---------- Dataset entries

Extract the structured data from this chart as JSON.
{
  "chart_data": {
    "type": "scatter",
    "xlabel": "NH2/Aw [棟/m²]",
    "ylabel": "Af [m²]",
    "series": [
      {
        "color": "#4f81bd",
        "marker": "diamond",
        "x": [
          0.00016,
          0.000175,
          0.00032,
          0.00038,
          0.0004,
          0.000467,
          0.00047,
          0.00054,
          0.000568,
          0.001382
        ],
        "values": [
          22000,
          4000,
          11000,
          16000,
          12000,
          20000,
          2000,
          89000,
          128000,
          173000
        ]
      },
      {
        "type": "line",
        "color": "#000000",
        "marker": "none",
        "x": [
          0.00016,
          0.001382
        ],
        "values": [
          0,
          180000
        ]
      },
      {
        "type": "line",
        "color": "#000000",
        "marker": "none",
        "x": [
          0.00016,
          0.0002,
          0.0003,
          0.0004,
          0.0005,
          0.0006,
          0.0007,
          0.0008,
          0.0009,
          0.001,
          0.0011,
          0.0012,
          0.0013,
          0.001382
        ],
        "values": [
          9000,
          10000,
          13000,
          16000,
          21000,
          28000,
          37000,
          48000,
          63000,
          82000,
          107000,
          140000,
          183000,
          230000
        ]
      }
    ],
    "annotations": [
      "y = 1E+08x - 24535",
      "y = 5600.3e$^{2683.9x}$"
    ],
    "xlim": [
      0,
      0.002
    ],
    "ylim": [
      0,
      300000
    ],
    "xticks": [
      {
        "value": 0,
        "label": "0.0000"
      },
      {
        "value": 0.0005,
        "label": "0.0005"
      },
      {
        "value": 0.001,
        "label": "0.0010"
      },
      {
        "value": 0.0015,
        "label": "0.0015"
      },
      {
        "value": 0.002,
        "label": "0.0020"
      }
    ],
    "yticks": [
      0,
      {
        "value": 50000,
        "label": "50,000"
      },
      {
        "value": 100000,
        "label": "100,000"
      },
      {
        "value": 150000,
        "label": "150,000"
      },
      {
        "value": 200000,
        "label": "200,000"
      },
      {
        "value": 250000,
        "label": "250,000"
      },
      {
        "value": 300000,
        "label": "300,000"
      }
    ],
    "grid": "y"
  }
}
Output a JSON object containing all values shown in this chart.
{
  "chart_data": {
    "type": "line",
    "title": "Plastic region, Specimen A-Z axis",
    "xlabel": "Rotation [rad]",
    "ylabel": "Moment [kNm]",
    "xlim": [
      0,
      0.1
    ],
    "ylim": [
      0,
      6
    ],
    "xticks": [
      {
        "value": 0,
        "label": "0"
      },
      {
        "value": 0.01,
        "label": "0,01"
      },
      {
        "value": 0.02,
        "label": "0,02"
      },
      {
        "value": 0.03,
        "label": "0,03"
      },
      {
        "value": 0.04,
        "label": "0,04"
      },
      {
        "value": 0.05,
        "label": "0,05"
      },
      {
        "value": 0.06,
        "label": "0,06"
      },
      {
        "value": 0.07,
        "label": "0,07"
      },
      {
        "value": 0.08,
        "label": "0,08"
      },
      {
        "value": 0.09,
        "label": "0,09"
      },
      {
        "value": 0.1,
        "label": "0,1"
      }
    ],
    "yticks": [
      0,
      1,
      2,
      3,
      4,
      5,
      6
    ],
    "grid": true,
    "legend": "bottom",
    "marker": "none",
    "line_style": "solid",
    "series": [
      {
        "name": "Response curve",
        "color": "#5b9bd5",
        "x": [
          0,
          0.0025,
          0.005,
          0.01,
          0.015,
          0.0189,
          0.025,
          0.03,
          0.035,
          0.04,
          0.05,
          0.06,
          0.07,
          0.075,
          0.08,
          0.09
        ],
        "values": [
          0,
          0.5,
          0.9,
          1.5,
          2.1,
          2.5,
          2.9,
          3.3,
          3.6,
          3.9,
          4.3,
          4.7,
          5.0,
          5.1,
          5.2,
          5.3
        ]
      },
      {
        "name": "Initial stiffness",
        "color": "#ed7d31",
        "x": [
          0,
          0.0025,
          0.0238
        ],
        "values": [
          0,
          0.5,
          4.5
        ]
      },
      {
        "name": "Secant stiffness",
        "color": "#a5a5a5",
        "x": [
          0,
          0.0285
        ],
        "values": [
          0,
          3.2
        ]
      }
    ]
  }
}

--------------------

# Written instruction:
Determine the number of lines in the entries above where the string "marker" appears. Answer with the number alone.

# Written response:
4